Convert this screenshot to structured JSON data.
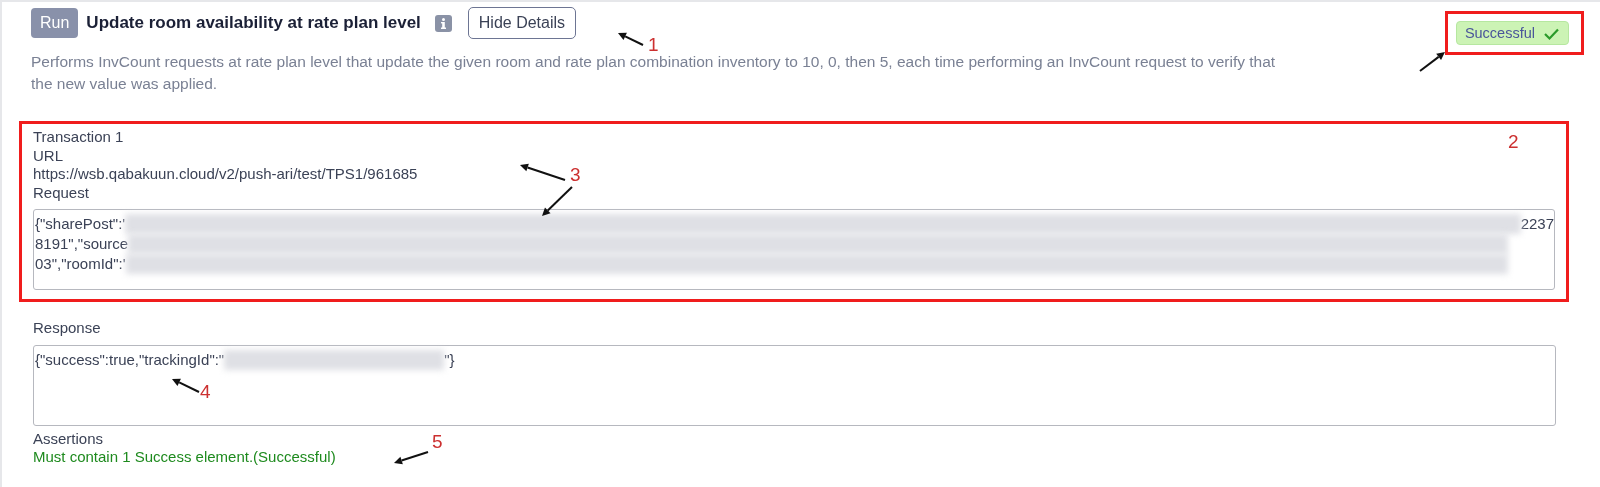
{
  "test": {
    "run_label": "Run",
    "title": "Update room availability at rate plan level",
    "details_button": "Hide Details",
    "description": "Performs InvCount requests at rate plan level that update the given room and rate plan combination inventory to 10, 0, then 5, each time performing an InvCount request to verify that the new value was applied.",
    "status": {
      "label": "Successful",
      "kind": "success"
    }
  },
  "transaction": {
    "title": "Transaction 1",
    "url_label": "URL",
    "url": "https://wsb.qabakuun.cloud/v2/push-ari/test/TPS1/961685",
    "request_label": "Request",
    "request_lines": [
      {
        "start": "{\"sharePost\":'",
        "end": "2237"
      },
      {
        "start": "8191\",\"source"
      },
      {
        "start": "03\",\"roomId\":'"
      }
    ]
  },
  "response": {
    "label": "Response",
    "start": "{\"success\":true,\"trackingId\":\"",
    "end": "\"}"
  },
  "assertions": {
    "label": "Assertions",
    "items": [
      {
        "text": "Must contain 1 Success element.(Successful)",
        "passed": true
      }
    ]
  },
  "callouts": [
    {
      "label": "1"
    },
    {
      "label": "2"
    },
    {
      "label": "3"
    },
    {
      "label": "4"
    },
    {
      "label": "5"
    }
  ]
}
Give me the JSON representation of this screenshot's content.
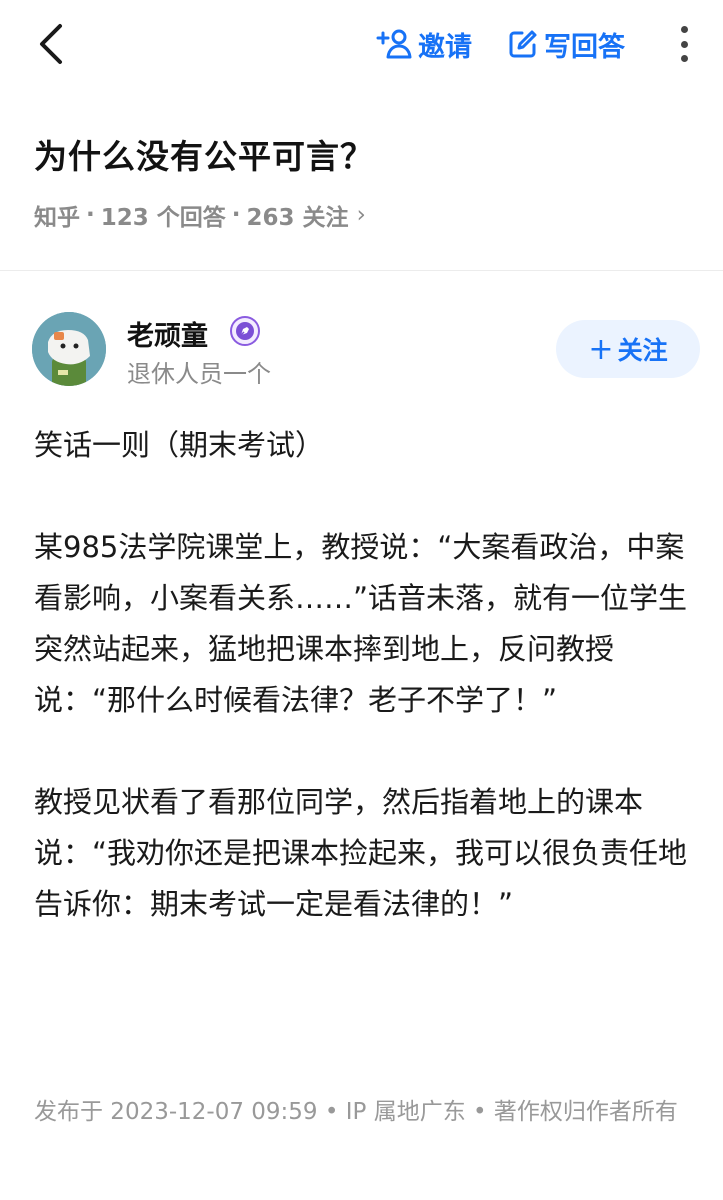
{
  "topbar": {
    "invite_label": "邀请",
    "write_label": "写回答"
  },
  "question": {
    "title": "为什么没有公平可言？",
    "source": "知乎",
    "answers": "123 个回答",
    "followers": "263 关注",
    "chevron": "›"
  },
  "author": {
    "name": "老顽童",
    "description": "退休人员一个",
    "follow_label": "关注",
    "follow_plus": "+"
  },
  "answer": {
    "paragraphs": [
      "笑话一则（期末考试）",
      "某985法学院课堂上，教授说：“大案看政治，中案看影响，小案看关系……”话音未落，就有一位学生突然站起来，猛地把课本摔到地上，反问教授说：“那什么时候看法律？老子不学了！”",
      "教授见状看了看那位同学，然后指着地上的课本说：“我劝你还是把课本捡起来，我可以很负责任地告诉你：期末考试一定是看法律的！”"
    ]
  },
  "footer": {
    "text": "发布于 2023-12-07 09:59 • IP 属地广东 • 著作权归作者所有"
  },
  "colors": {
    "accent": "#1772f6",
    "muted": "#8a8a8a",
    "badge": "#7b4fd6"
  }
}
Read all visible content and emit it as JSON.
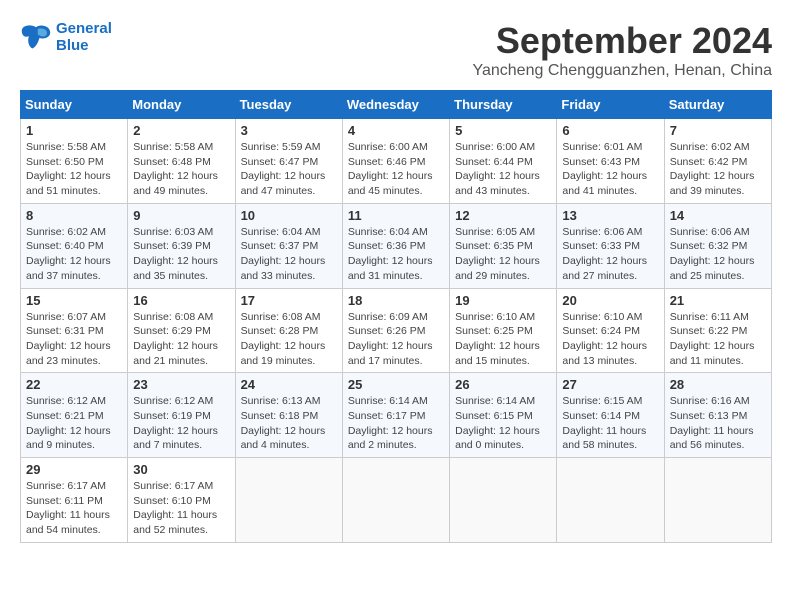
++++++++++
#### Task directions:
Copy every entry exactly as written. Pictures are excluded.

#### The solution:
Convert this screenshot to structured JSON data.
{
  "test": {
    "run_label": "Run",
    "title": "Update room availability at rate plan level",
    "details_button": "Hide Details",
    "description": "Performs InvCount requests at rate plan level that update the given room and rate plan combination inventory to 10, 0, then 5, each time performing an InvCount request to verify that the new value was applied.",
    "status": {
      "label": "Successful",
      "kind": "success"
    }
  },
  "transaction": {
    "title": "Transaction 1",
    "url_label": "URL",
    "url": "https://wsb.qabakuun.cloud/v2/push-ari/test/TPS1/961685",
    "request_label": "Request",
    "request_lines": [
      {
        "start": "{\"sharePost\":'",
        "end": "2237"
      },
      {
        "start": "8191\",\"source"
      },
      {
        "start": "03\",\"roomId\":'"
      }
    ]
  },
  "response": {
    "label": "Response",
    "start": "{\"success\":true,\"trackingId\":\"",
    "end": "\"}"
  },
  "assertions": {
    "label": "Assertions",
    "items": [
      {
        "text": "Must contain 1 Success element.(Successful)",
        "passed": true
      }
    ]
  },
  "callouts": [
    {
      "label": "1"
    },
    {
      "label": "2"
    },
    {
      "label": "3"
    },
    {
      "label": "4"
    },
    {
      "label": "5"
    }
  ]
}
Give me the JSON representation of this screenshot's content.
{
  "topbar": {
    "invite_label": "邀请",
    "write_label": "写回答"
  },
  "question": {
    "title": "为什么没有公平可言？",
    "source": "知乎",
    "answers": "123 个回答",
    "followers": "263 关注",
    "chevron": "›"
  },
  "author": {
    "name": "老顽童",
    "description": "退休人员一个",
    "follow_label": "关注",
    "follow_plus": "+"
  },
  "answer": {
    "paragraphs": [
      "笑话一则（期末考试）",
      "某985法学院课堂上，教授说：“大案看政治，中案看影响，小案看关系……”话音未落，就有一位学生突然站起来，猛地把课本摔到地上，反问教授说：“那什么时候看法律？老子不学了！”",
      "教授见状看了看那位同学，然后指着地上的课本说：“我劝你还是把课本捡起来，我可以很负责任地告诉你：期末考试一定是看法律的！”"
    ]
  },
  "footer": {
    "text": "发布于 2023-12-07 09:59 • IP 属地广东 • 著作权归作者所有"
  },
  "colors": {
    "accent": "#1772f6",
    "muted": "#8a8a8a",
    "badge": "#7b4fd6"
  }
}
Read all visible content and emit it as JSON.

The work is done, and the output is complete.